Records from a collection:
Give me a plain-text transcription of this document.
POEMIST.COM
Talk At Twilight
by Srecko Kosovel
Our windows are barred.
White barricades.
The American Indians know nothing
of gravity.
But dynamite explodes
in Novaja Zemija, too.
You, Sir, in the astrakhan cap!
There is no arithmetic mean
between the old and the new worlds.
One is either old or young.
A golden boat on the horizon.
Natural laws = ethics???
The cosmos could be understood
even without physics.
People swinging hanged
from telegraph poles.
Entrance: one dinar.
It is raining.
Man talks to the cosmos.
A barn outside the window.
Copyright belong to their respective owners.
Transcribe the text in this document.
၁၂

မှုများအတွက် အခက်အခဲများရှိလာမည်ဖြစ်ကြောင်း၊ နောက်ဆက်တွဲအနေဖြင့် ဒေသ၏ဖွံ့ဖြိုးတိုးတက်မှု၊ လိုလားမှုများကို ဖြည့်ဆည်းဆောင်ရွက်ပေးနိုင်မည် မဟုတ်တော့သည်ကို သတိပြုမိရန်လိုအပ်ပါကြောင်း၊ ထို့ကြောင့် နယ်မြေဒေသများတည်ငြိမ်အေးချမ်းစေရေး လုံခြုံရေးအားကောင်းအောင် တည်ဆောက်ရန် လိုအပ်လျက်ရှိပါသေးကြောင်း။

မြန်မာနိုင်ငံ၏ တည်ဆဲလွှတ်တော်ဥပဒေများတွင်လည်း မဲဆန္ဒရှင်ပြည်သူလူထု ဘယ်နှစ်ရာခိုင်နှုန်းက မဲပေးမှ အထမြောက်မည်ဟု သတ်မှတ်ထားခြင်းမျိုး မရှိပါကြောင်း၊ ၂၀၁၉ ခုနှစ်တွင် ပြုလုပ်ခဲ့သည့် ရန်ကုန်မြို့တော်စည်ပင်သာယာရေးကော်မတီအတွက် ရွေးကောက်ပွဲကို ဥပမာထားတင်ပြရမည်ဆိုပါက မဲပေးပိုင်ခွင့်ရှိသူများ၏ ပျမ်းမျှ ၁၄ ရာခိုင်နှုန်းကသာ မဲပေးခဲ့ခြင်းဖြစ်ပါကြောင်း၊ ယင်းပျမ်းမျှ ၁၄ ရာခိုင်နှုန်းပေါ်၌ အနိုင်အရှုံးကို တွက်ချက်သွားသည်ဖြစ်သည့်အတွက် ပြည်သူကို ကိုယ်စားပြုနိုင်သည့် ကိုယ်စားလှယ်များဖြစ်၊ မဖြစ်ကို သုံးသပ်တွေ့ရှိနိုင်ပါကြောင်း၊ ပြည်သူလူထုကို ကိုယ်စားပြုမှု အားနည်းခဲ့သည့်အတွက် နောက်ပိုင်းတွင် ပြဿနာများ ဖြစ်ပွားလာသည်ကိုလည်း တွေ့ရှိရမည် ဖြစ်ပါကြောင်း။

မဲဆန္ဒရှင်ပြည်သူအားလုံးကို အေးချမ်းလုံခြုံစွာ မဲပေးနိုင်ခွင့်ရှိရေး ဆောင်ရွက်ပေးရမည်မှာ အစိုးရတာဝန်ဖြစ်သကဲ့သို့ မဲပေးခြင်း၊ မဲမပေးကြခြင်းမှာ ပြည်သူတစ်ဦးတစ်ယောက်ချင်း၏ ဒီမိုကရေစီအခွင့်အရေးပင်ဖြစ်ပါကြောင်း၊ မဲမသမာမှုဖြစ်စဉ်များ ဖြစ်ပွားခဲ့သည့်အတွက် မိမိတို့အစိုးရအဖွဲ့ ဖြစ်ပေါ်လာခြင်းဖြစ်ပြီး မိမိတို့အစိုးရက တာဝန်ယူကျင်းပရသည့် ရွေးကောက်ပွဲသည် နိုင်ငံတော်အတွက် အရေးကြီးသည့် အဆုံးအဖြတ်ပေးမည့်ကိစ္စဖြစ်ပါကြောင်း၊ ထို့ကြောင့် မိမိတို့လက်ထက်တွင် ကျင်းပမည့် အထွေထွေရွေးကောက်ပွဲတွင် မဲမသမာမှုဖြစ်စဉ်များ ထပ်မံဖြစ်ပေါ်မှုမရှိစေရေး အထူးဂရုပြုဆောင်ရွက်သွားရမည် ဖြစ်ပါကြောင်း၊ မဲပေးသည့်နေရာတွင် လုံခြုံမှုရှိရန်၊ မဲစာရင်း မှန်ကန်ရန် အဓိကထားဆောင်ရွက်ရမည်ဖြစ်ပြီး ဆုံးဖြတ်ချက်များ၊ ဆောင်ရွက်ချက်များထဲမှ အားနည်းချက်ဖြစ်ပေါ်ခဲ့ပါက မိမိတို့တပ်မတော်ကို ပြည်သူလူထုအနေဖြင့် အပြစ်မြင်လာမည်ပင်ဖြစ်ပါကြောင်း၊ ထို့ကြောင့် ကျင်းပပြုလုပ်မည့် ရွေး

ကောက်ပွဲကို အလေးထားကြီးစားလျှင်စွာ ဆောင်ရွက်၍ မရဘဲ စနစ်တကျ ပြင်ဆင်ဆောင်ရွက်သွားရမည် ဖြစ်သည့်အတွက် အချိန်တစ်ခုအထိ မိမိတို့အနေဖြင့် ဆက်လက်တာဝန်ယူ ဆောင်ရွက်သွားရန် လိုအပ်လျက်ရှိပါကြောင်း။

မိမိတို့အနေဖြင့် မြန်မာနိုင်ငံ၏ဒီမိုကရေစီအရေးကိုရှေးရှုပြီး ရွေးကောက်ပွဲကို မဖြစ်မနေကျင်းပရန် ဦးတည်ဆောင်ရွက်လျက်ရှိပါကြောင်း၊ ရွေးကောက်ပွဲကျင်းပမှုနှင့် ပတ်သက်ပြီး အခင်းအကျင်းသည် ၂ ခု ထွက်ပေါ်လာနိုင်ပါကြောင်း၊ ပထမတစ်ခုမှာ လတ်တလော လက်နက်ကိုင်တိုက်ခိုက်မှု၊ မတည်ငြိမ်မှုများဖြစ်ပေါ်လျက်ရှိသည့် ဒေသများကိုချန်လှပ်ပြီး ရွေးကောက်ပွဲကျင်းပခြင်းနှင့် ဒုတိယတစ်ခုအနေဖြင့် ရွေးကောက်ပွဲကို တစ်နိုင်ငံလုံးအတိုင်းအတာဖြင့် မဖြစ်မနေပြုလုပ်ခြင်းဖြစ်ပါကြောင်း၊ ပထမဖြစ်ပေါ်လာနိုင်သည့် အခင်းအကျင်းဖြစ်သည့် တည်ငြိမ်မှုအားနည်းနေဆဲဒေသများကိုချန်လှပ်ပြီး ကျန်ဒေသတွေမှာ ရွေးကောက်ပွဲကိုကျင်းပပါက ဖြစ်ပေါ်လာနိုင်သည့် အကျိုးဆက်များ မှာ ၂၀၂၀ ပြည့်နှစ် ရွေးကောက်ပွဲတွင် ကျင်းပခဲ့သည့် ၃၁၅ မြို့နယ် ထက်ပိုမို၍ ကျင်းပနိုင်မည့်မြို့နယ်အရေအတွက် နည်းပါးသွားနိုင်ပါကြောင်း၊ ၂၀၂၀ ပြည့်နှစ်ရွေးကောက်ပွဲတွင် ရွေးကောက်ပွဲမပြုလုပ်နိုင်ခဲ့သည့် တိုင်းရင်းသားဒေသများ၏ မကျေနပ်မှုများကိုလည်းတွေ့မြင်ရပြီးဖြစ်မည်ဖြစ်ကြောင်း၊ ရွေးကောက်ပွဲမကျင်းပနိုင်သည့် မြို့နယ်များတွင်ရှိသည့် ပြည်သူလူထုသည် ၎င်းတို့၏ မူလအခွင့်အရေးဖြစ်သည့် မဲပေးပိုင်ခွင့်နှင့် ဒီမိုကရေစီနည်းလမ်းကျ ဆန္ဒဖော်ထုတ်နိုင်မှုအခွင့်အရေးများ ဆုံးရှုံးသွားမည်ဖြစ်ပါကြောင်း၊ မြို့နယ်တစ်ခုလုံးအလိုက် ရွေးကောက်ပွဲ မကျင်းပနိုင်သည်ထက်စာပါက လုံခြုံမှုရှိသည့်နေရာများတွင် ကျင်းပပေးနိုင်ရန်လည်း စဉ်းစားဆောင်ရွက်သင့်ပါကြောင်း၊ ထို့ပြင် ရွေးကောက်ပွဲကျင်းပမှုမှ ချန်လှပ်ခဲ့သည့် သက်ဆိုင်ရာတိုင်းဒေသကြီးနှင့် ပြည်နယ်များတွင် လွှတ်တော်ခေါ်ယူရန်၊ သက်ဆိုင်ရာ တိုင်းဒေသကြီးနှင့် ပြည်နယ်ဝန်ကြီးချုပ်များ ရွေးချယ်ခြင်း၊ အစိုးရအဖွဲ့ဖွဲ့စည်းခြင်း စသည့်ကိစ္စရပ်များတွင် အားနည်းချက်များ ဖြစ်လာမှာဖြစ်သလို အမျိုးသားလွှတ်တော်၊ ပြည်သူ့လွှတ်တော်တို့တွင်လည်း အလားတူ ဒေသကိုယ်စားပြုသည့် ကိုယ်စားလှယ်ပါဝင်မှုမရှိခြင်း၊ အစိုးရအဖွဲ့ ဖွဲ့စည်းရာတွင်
--
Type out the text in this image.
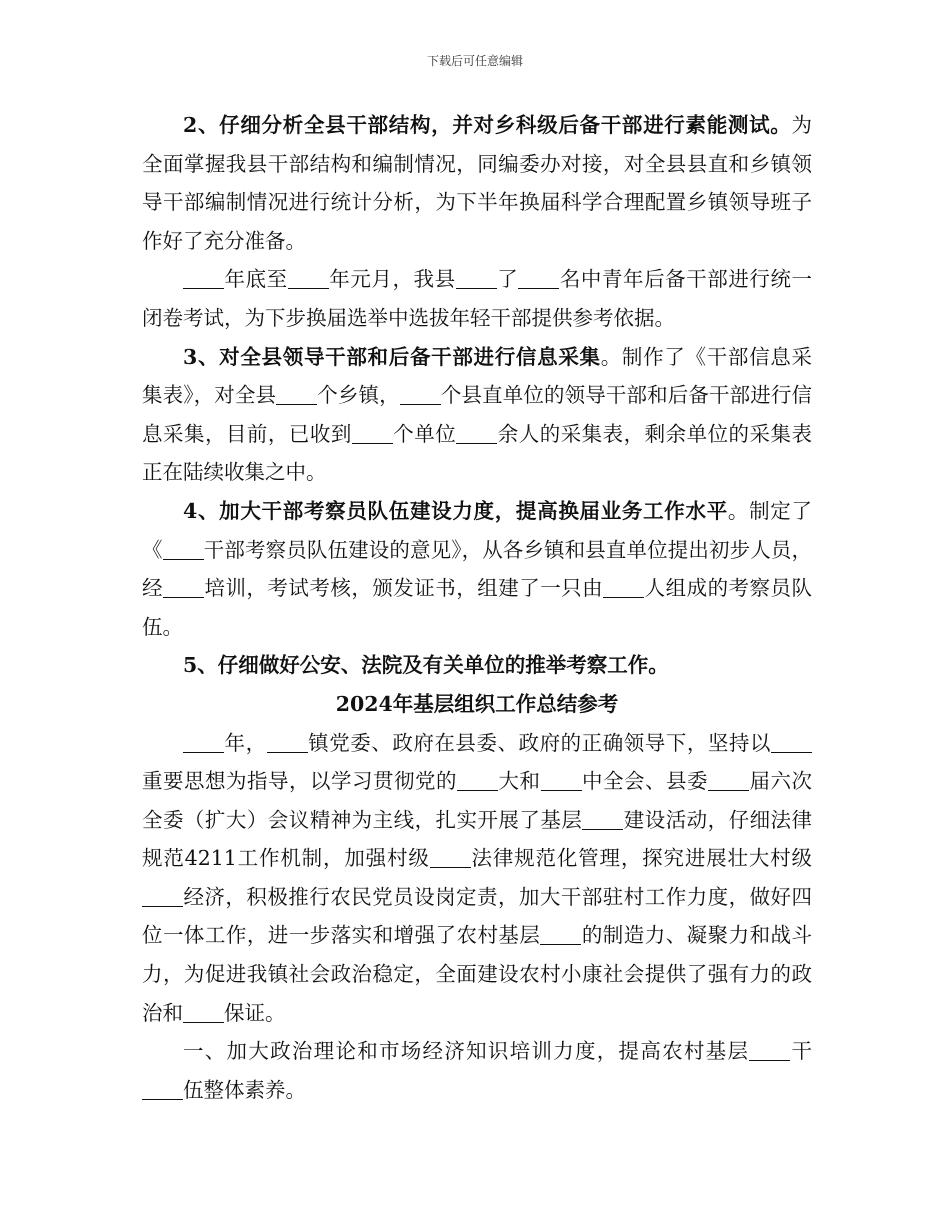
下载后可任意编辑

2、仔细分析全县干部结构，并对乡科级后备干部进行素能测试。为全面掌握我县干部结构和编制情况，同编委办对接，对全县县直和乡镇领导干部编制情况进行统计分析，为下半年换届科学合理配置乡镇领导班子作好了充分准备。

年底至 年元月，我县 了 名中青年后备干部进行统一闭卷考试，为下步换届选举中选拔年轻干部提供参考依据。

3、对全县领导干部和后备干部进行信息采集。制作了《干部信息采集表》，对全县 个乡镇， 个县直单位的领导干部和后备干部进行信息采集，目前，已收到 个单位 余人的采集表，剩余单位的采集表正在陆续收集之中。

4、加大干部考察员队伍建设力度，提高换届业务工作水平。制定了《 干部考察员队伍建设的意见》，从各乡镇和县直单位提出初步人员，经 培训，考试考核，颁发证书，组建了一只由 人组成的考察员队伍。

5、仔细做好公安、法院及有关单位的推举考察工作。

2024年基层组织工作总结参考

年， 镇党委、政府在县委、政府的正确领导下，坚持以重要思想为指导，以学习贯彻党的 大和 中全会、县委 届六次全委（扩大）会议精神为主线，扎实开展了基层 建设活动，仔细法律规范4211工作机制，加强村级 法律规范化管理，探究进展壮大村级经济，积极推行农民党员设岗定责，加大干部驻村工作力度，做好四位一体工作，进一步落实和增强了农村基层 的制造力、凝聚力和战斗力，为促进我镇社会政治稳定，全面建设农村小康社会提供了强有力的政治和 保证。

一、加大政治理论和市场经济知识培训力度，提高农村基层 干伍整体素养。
==
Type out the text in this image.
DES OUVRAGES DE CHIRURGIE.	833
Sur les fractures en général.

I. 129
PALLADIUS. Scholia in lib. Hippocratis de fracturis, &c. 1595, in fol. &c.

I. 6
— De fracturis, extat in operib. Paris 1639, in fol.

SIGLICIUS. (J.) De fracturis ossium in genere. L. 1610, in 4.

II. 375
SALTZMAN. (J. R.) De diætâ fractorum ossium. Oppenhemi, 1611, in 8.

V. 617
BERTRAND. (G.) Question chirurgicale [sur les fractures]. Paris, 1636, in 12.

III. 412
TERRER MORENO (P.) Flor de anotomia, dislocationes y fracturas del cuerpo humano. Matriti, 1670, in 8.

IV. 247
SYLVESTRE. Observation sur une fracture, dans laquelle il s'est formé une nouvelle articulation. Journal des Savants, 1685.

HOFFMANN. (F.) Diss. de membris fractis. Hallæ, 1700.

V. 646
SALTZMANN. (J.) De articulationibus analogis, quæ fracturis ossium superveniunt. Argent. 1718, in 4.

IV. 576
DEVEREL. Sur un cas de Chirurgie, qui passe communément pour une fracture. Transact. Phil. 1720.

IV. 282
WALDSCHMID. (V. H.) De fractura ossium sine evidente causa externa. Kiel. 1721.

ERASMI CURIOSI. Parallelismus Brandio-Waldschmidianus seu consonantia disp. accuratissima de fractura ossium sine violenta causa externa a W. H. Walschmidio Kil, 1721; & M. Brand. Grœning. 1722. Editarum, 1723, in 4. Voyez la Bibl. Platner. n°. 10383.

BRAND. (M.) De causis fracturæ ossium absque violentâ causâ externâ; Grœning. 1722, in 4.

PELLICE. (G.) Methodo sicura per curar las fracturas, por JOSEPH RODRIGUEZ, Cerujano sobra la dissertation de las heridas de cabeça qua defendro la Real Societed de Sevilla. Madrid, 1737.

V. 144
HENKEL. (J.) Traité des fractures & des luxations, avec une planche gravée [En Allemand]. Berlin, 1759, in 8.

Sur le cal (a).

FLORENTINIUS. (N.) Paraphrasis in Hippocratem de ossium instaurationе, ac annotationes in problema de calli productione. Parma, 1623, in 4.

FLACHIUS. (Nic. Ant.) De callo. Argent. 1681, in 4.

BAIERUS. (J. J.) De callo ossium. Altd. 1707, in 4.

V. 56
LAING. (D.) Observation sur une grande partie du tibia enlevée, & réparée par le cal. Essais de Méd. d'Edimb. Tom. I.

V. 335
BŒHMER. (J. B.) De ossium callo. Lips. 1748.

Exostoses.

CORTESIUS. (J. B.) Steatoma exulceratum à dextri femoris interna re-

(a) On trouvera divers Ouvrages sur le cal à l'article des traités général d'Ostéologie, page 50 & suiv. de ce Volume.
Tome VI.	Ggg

What the exercise asks: Scan the material above for the word "ossium". Copy each line where it occurs.

Completed task:
SIGLICIUS. (J.) De fracturis ossium in genere. L. 1610, in 4.
SALTZMAN. (J. R.) De diætâ fractorum ossium. Oppenhemi, 1611, in 8.
SALTZMANN. (J.) De articulationibus analogis, quæ fracturis ossium superveniunt. Argent. 1718, in 4.
WALDSCHMID. (V. H.) De fractura ossium sine evidente causa externa. Kiel. 1721.
ERASMI CURIOSI. Parallelismus Brandio-Waldschmidianus seu consonantia disp. accuratissima de fractura ossium sine violenta causa externa a W. H. Walschmidio Kil, 1721; & M. Brand. Grœning. 1722. Editarum, 1723, in 4. Voyez la Bibl. Platner. n°. 10383.
BRAND. (M.) De causis fracturæ ossium absque violentâ causâ externâ; Grœning. 1722, in 4.
FLORENTINIUS. (N.) Paraphrasis in Hippocratem de ossium instaurationе, ac annotationes in problema de calli productione. Parma, 1623, in 4.
BAIERUS. (J. J.) De callo ossium. Altd. 1707, in 4.
BŒHMER. (J. B.) De ossium callo. Lips. 1748.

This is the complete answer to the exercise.